**Exercise objective**
Transcribe all of the material exactly, except for its pictures.

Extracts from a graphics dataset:
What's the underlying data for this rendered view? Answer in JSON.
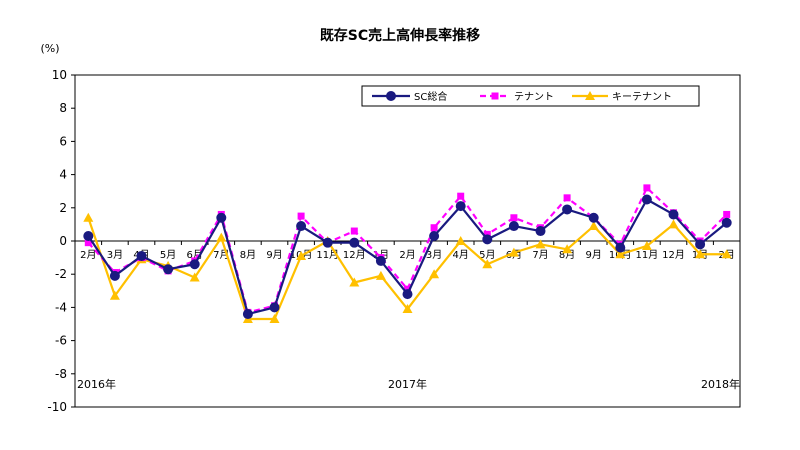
{
  "chart_data": {
    "type": "line",
    "title": "既存SC売上高伸長率推移",
    "ylabel": "(%)",
    "xlabel": "",
    "ylim": [
      -10,
      10
    ],
    "yticks": [
      10,
      8,
      6,
      4,
      2,
      0,
      -2,
      -4,
      -6,
      -8,
      -10
    ],
    "grid": false,
    "legend_position": "top-right",
    "categories": [
      "2月",
      "3月",
      "4月",
      "5月",
      "6月",
      "7月",
      "8月",
      "9月",
      "10月",
      "11月",
      "12月",
      "1月",
      "2月",
      "3月",
      "4月",
      "5月",
      "6月",
      "7月",
      "8月",
      "9月",
      "10月",
      "11月",
      "12月",
      "1月",
      "2月"
    ],
    "year_labels": [
      {
        "index": 0,
        "text": "2016年"
      },
      {
        "index": 12,
        "text": "2017年"
      },
      {
        "index": 24,
        "text": "2018年"
      }
    ],
    "series": [
      {
        "name": "SC総合",
        "color": "#1a1a80",
        "marker": "circle",
        "dash": "solid",
        "values": [
          0.3,
          -2.1,
          -0.9,
          -1.7,
          -1.4,
          1.4,
          -4.4,
          -4.0,
          0.9,
          -0.1,
          -0.1,
          -1.2,
          -3.2,
          0.3,
          2.1,
          0.1,
          0.9,
          0.6,
          1.9,
          1.4,
          -0.4,
          2.5,
          1.6,
          -0.2,
          1.1
        ]
      },
      {
        "name": "テナント",
        "color": "#ff00ff",
        "marker": "square",
        "dash": "dashed",
        "values": [
          -0.1,
          -1.9,
          -1.0,
          -1.8,
          -1.2,
          1.6,
          -4.3,
          -3.9,
          1.5,
          -0.1,
          0.6,
          -1.0,
          -2.9,
          0.8,
          2.7,
          0.4,
          1.4,
          0.8,
          2.6,
          1.4,
          -0.2,
          3.2,
          1.7,
          0.0,
          1.6
        ]
      },
      {
        "name": "キーテナント",
        "color": "#ffc000",
        "marker": "triangle",
        "dash": "solid",
        "values": [
          1.4,
          -3.3,
          -1.1,
          -1.5,
          -2.2,
          0.2,
          -4.7,
          -4.7,
          -0.9,
          0.0,
          -2.5,
          -2.1,
          -4.1,
          -2.0,
          0.0,
          -1.4,
          -0.7,
          -0.2,
          -0.5,
          0.9,
          -0.8,
          -0.3,
          1.0,
          -0.8,
          -0.8
        ]
      }
    ]
  }
}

**Exercise answer**
What's the underlying data for this rendered view? Answer in JSON.
{
  "chart_data": {
    "type": "line",
    "title": "既存SC売上高伸長率推移",
    "ylabel": "(%)",
    "xlabel": "",
    "ylim": [
      -10,
      10
    ],
    "yticks": [
      10,
      8,
      6,
      4,
      2,
      0,
      -2,
      -4,
      -6,
      -8,
      -10
    ],
    "grid": false,
    "legend_position": "top-right",
    "categories": [
      "2月",
      "3月",
      "4月",
      "5月",
      "6月",
      "7月",
      "8月",
      "9月",
      "10月",
      "11月",
      "12月",
      "1月",
      "2月",
      "3月",
      "4月",
      "5月",
      "6月",
      "7月",
      "8月",
      "9月",
      "10月",
      "11月",
      "12月",
      "1月",
      "2月"
    ],
    "year_labels": [
      {
        "index": 0,
        "text": "2016年"
      },
      {
        "index": 12,
        "text": "2017年"
      },
      {
        "index": 24,
        "text": "2018年"
      }
    ],
    "series": [
      {
        "name": "SC総合",
        "color": "#1a1a80",
        "marker": "circle",
        "dash": "solid",
        "values": [
          0.3,
          -2.1,
          -0.9,
          -1.7,
          -1.4,
          1.4,
          -4.4,
          -4.0,
          0.9,
          -0.1,
          -0.1,
          -1.2,
          -3.2,
          0.3,
          2.1,
          0.1,
          0.9,
          0.6,
          1.9,
          1.4,
          -0.4,
          2.5,
          1.6,
          -0.2,
          1.1
        ]
      },
      {
        "name": "テナント",
        "color": "#ff00ff",
        "marker": "square",
        "dash": "dashed",
        "values": [
          -0.1,
          -1.9,
          -1.0,
          -1.8,
          -1.2,
          1.6,
          -4.3,
          -3.9,
          1.5,
          -0.1,
          0.6,
          -1.0,
          -2.9,
          0.8,
          2.7,
          0.4,
          1.4,
          0.8,
          2.6,
          1.4,
          -0.2,
          3.2,
          1.7,
          0.0,
          1.6
        ]
      },
      {
        "name": "キーテナント",
        "color": "#ffc000",
        "marker": "triangle",
        "dash": "solid",
        "values": [
          1.4,
          -3.3,
          -1.1,
          -1.5,
          -2.2,
          0.2,
          -4.7,
          -4.7,
          -0.9,
          0.0,
          -2.5,
          -2.1,
          -4.1,
          -2.0,
          0.0,
          -1.4,
          -0.7,
          -0.2,
          -0.5,
          0.9,
          -0.8,
          -0.3,
          1.0,
          -0.8,
          -0.8
        ]
      }
    ]
  }
}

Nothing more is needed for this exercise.